> _Directions for this task_
Return each of the entries below precisely as it appears.

Records from a collection:
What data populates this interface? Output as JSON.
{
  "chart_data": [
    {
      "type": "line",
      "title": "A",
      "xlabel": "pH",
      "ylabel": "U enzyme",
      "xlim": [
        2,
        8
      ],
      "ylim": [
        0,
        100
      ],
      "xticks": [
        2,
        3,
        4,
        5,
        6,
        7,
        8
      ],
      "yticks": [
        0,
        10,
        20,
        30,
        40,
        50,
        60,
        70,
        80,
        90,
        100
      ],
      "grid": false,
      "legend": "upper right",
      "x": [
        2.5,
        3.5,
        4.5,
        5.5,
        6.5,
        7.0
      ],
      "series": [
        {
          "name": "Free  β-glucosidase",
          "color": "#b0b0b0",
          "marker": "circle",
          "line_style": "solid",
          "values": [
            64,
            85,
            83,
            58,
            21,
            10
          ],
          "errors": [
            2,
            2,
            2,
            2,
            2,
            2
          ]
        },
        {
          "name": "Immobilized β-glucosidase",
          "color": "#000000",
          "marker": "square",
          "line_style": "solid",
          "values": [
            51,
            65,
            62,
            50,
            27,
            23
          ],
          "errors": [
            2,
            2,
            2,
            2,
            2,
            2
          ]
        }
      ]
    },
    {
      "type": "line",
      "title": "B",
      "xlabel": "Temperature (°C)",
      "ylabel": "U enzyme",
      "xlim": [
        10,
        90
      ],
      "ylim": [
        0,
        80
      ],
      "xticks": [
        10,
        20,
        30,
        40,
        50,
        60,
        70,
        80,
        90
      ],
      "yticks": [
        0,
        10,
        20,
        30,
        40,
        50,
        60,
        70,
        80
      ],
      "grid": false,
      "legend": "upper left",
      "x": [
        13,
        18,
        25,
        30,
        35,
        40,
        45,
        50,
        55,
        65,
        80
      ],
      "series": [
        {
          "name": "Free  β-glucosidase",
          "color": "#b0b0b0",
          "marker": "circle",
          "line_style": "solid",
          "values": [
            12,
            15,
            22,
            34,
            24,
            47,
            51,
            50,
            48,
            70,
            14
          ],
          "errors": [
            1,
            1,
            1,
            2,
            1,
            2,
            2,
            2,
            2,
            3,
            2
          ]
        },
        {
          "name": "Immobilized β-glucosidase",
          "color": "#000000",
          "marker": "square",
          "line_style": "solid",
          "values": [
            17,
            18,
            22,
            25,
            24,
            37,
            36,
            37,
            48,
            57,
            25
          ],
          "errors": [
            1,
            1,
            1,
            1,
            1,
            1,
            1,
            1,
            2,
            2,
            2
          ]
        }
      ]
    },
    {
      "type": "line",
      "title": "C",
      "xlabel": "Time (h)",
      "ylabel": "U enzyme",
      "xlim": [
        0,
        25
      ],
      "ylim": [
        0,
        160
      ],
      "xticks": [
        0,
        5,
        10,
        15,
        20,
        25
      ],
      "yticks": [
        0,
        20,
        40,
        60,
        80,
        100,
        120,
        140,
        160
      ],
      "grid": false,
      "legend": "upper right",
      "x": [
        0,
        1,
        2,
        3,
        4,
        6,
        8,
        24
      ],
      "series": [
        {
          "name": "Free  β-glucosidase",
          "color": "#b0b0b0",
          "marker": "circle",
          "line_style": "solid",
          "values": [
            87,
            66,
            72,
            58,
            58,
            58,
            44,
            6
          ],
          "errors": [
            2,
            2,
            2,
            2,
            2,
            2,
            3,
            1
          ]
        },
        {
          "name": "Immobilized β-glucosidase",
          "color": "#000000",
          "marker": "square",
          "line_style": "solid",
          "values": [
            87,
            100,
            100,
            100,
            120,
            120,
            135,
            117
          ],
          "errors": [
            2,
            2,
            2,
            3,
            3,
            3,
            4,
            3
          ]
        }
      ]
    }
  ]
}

> _Answer space_
What data populates this interface? Output as JSON.
{
  "chart_data": [
    {
      "type": "line",
      "title": "A",
      "xlabel": "pH",
      "ylabel": "U enzyme",
      "xlim": [
        2,
        8
      ],
      "ylim": [
        0,
        100
      ],
      "xticks": [
        2,
        3,
        4,
        5,
        6,
        7,
        8
      ],
      "yticks": [
        0,
        10,
        20,
        30,
        40,
        50,
        60,
        70,
        80,
        90,
        100
      ],
      "grid": false,
      "legend": "upper right",
      "x": [
        2.5,
        3.5,
        4.5,
        5.5,
        6.5,
        7.0
      ],
      "series": [
        {
          "name": "Free  β-glucosidase",
          "color": "#b0b0b0",
          "marker": "circle",
          "line_style": "solid",
          "values": [
            64,
            85,
            83,
            58,
            21,
            10
          ],
          "errors": [
            2,
            2,
            2,
            2,
            2,
            2
          ]
        },
        {
          "name": "Immobilized β-glucosidase",
          "color": "#000000",
          "marker": "square",
          "line_style": "solid",
          "values": [
            51,
            65,
            62,
            50,
            27,
            23
          ],
          "errors": [
            2,
            2,
            2,
            2,
            2,
            2
          ]
        }
      ]
    },
    {
      "type": "line",
      "title": "B",
      "xlabel": "Temperature (°C)",
      "ylabel": "U enzyme",
      "xlim": [
        10,
        90
      ],
      "ylim": [
        0,
        80
      ],
      "xticks": [
        10,
        20,
        30,
        40,
        50,
        60,
        70,
        80,
        90
      ],
      "yticks": [
        0,
        10,
        20,
        30,
        40,
        50,
        60,
        70,
        80
      ],
      "grid": false,
      "legend": "upper left",
      "x": [
        13,
        18,
        25,
        30,
        35,
        40,
        45,
        50,
        55,
        65,
        80
      ],
      "series": [
        {
          "name": "Free  β-glucosidase",
          "color": "#b0b0b0",
          "marker": "circle",
          "line_style": "solid",
          "values": [
            12,
            15,
            22,
            34,
            24,
            47,
            51,
            50,
            48,
            70,
            14
          ],
          "errors": [
            1,
            1,
            1,
            2,
            1,
            2,
            2,
            2,
            2,
            3,
            2
          ]
        },
        {
          "name": "Immobilized β-glucosidase",
          "color": "#000000",
          "marker": "square",
          "line_style": "solid",
          "values": [
            17,
            18,
            22,
            25,
            24,
            37,
            36,
            37,
            48,
            57,
            25
          ],
          "errors": [
            1,
            1,
            1,
            1,
            1,
            1,
            1,
            1,
            2,
            2,
            2
          ]
        }
      ]
    },
    {
      "type": "line",
      "title": "C",
      "xlabel": "Time (h)",
      "ylabel": "U enzyme",
      "xlim": [
        0,
        25
      ],
      "ylim": [
        0,
        160
      ],
      "xticks": [
        0,
        5,
        10,
        15,
        20,
        25
      ],
      "yticks": [
        0,
        20,
        40,
        60,
        80,
        100,
        120,
        140,
        160
      ],
      "grid": false,
      "legend": "upper right",
      "x": [
        0,
        1,
        2,
        3,
        4,
        6,
        8,
        24
      ],
      "series": [
        {
          "name": "Free  β-glucosidase",
          "color": "#b0b0b0",
          "marker": "circle",
          "line_style": "solid",
          "values": [
            87,
            66,
            72,
            58,
            58,
            58,
            44,
            6
          ],
          "errors": [
            2,
            2,
            2,
            2,
            2,
            2,
            3,
            1
          ]
        },
        {
          "name": "Immobilized β-glucosidase",
          "color": "#000000",
          "marker": "square",
          "line_style": "solid",
          "values": [
            87,
            100,
            100,
            100,
            120,
            120,
            135,
            117
          ],
          "errors": [
            2,
            2,
            2,
            3,
            3,
            3,
            4,
            3
          ]
        }
      ]
    }
  ]
}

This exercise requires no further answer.